TASK PROMPT:
Below is a listing to transcribe in full and exactly; keep the pictures out.

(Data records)
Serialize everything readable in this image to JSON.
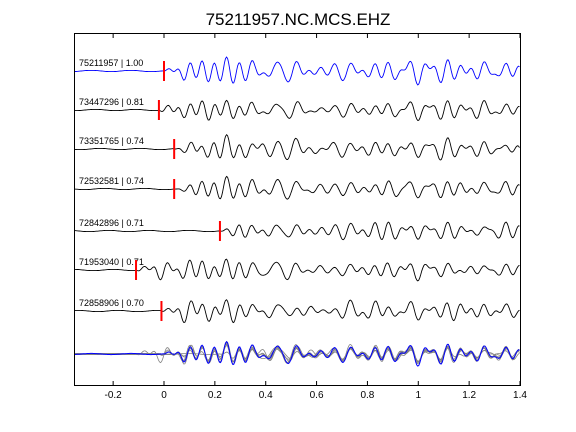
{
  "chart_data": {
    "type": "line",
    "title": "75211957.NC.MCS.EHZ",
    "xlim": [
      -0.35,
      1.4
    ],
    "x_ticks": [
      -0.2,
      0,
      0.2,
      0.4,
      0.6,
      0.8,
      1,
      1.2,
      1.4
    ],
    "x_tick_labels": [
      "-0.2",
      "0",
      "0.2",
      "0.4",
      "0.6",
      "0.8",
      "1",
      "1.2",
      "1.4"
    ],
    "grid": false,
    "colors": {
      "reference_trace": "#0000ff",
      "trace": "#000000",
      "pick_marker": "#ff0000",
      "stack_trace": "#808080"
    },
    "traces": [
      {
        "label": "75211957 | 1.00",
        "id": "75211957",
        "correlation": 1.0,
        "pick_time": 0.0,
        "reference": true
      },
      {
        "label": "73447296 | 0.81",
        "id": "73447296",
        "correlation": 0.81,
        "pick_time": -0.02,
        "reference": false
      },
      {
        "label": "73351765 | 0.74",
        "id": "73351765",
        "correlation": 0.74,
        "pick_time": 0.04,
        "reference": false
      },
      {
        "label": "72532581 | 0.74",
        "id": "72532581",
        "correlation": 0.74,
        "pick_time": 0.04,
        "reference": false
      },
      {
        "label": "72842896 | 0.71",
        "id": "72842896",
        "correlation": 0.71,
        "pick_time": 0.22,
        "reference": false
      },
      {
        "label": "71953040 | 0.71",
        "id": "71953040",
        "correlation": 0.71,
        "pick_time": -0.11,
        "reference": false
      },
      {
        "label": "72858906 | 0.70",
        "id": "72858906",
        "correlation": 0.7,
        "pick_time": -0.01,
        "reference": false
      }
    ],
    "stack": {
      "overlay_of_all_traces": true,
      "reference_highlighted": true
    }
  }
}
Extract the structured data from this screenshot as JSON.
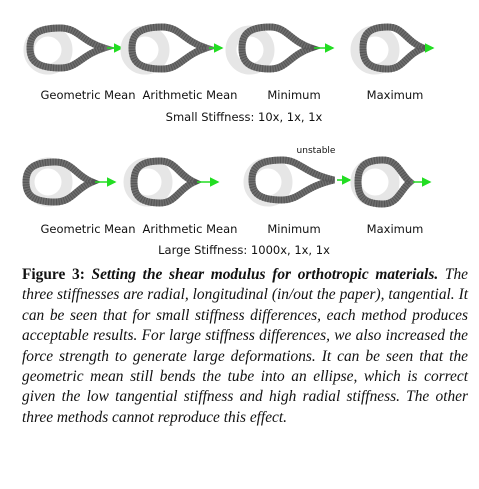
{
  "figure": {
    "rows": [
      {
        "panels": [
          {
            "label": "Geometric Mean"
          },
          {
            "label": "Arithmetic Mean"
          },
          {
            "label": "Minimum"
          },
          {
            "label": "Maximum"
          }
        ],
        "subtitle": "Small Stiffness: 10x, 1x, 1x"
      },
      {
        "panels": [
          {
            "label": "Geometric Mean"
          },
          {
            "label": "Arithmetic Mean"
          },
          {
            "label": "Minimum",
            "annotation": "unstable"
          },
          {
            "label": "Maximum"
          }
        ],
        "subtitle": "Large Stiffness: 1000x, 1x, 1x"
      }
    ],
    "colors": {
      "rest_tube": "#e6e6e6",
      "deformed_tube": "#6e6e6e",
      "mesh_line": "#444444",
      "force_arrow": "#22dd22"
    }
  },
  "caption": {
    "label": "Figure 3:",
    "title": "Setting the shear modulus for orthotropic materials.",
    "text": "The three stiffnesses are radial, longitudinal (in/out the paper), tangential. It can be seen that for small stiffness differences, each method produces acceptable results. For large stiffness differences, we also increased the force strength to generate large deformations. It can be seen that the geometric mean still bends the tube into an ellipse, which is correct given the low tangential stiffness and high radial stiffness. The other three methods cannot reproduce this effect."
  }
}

TASK SOLUTION:
Serialize everything readable in this image to JSON.
{
  "chart_data": {
    "type": "line",
    "title": "75211957.NC.MCS.EHZ",
    "xlim": [
      -0.35,
      1.4
    ],
    "x_ticks": [
      -0.2,
      0,
      0.2,
      0.4,
      0.6,
      0.8,
      1,
      1.2,
      1.4
    ],
    "x_tick_labels": [
      "-0.2",
      "0",
      "0.2",
      "0.4",
      "0.6",
      "0.8",
      "1",
      "1.2",
      "1.4"
    ],
    "grid": false,
    "colors": {
      "reference_trace": "#0000ff",
      "trace": "#000000",
      "pick_marker": "#ff0000",
      "stack_trace": "#808080"
    },
    "traces": [
      {
        "label": "75211957 | 1.00",
        "id": "75211957",
        "correlation": 1.0,
        "pick_time": 0.0,
        "reference": true
      },
      {
        "label": "73447296 | 0.81",
        "id": "73447296",
        "correlation": 0.81,
        "pick_time": -0.02,
        "reference": false
      },
      {
        "label": "73351765 | 0.74",
        "id": "73351765",
        "correlation": 0.74,
        "pick_time": 0.04,
        "reference": false
      },
      {
        "label": "72532581 | 0.74",
        "id": "72532581",
        "correlation": 0.74,
        "pick_time": 0.04,
        "reference": false
      },
      {
        "label": "72842896 | 0.71",
        "id": "72842896",
        "correlation": 0.71,
        "pick_time": 0.22,
        "reference": false
      },
      {
        "label": "71953040 | 0.71",
        "id": "71953040",
        "correlation": 0.71,
        "pick_time": -0.11,
        "reference": false
      },
      {
        "label": "72858906 | 0.70",
        "id": "72858906",
        "correlation": 0.7,
        "pick_time": -0.01,
        "reference": false
      }
    ],
    "stack": {
      "overlay_of_all_traces": true,
      "reference_highlighted": true
    }
  }
}
Extract the structured data from this screenshot as JSON.
{
  "figure": {
    "rows": [
      {
        "panels": [
          {
            "label": "Geometric Mean"
          },
          {
            "label": "Arithmetic Mean"
          },
          {
            "label": "Minimum"
          },
          {
            "label": "Maximum"
          }
        ],
        "subtitle": "Small Stiffness: 10x, 1x, 1x"
      },
      {
        "panels": [
          {
            "label": "Geometric Mean"
          },
          {
            "label": "Arithmetic Mean"
          },
          {
            "label": "Minimum",
            "annotation": "unstable"
          },
          {
            "label": "Maximum"
          }
        ],
        "subtitle": "Large Stiffness: 1000x, 1x, 1x"
      }
    ],
    "colors": {
      "rest_tube": "#e6e6e6",
      "deformed_tube": "#6e6e6e",
      "mesh_line": "#444444",
      "force_arrow": "#22dd22"
    }
  },
  "caption": {
    "label": "Figure 3:",
    "title": "Setting the shear modulus for orthotropic materials.",
    "text": "The three stiffnesses are radial, longitudinal (in/out the paper), tangential. It can be seen that for small stiffness differences, each method produces acceptable results. For large stiffness differences, we also increased the force strength to generate large deformations. It can be seen that the geometric mean still bends the tube into an ellipse, which is correct given the low tangential stiffness and high radial stiffness. The other three methods cannot reproduce this effect."
  }
}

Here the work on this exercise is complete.